--- EXERCISE OBJECTIVE ---
Find each line containing the string "center" and return it.

---------- RECORDS FOR THE EXERCISE ----------

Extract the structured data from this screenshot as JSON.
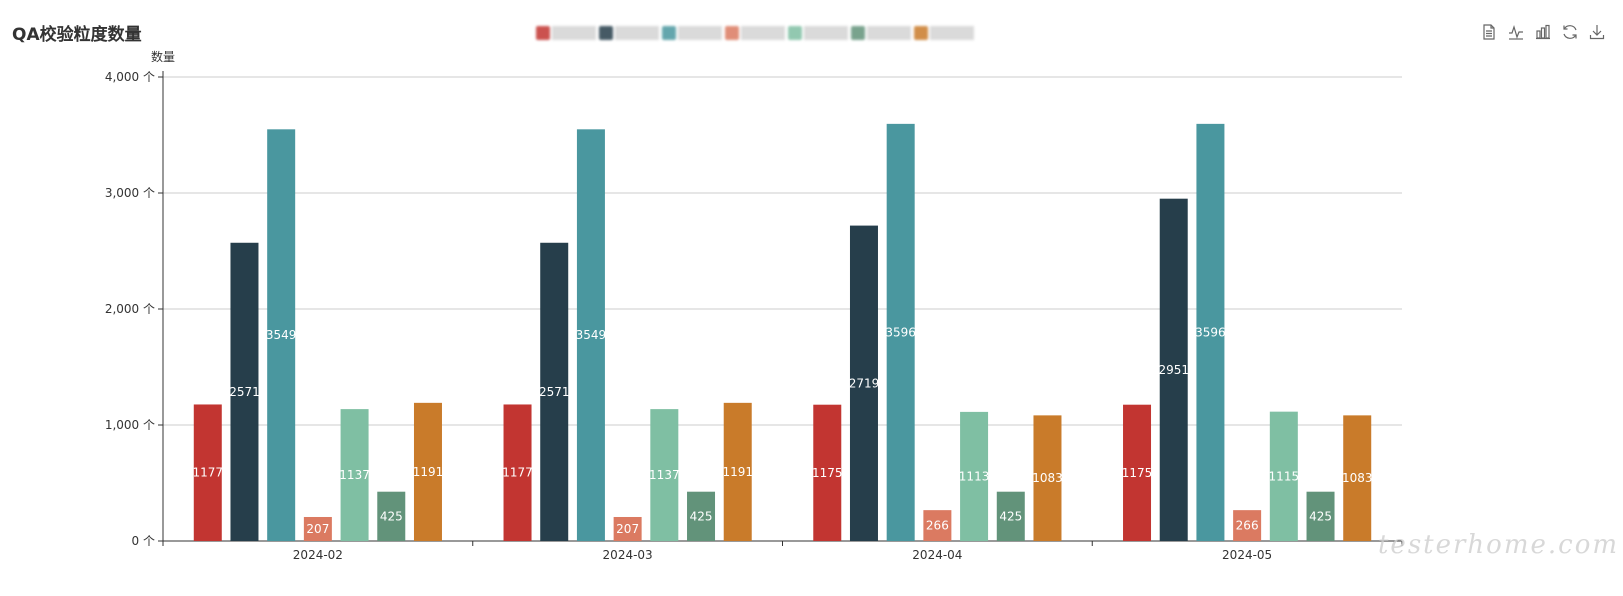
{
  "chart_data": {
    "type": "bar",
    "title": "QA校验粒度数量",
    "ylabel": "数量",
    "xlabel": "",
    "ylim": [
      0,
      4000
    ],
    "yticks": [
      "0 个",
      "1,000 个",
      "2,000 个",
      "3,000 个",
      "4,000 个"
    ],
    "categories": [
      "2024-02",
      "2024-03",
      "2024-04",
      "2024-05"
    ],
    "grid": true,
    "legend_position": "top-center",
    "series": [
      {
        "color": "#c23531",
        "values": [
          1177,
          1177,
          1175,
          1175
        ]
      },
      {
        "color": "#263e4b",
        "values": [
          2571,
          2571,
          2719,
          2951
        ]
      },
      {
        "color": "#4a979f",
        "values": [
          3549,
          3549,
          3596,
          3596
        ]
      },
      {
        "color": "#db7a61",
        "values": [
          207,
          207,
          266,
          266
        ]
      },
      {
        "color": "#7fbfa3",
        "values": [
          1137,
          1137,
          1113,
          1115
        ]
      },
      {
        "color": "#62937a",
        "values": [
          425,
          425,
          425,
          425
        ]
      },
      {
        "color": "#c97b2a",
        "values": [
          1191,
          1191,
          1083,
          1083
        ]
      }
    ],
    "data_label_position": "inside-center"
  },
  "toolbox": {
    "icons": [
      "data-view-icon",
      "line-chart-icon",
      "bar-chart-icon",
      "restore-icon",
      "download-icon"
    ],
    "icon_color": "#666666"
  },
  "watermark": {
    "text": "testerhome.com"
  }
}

----------
---------- RECORDS FOR THE EXERCISE ----------

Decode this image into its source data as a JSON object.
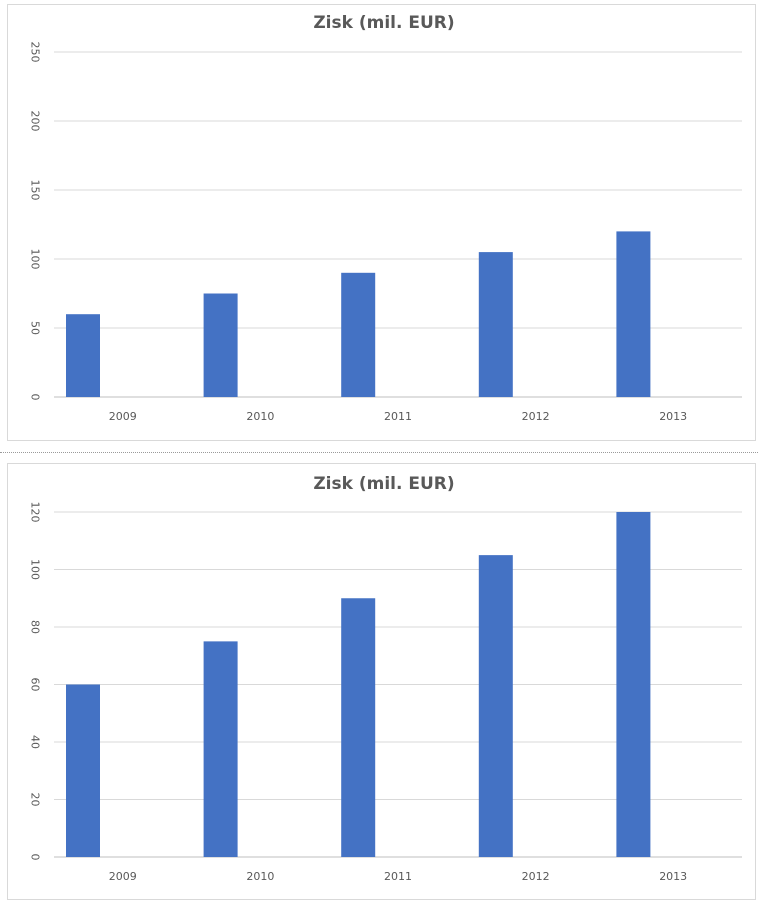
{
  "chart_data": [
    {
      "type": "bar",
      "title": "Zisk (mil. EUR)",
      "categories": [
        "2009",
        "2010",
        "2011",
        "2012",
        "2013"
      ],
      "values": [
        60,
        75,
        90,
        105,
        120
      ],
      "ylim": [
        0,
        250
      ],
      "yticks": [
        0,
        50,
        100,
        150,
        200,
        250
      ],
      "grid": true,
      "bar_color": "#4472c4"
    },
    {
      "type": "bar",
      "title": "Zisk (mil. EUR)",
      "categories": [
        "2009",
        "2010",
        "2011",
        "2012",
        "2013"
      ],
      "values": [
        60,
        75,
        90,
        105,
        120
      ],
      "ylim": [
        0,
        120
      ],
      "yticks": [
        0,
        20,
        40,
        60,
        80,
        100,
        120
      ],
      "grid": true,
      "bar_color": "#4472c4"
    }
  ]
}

----------

--- ANSWER IN FULL ---
    "legend_position": "top-center",
    "data_label_position": "inside-center"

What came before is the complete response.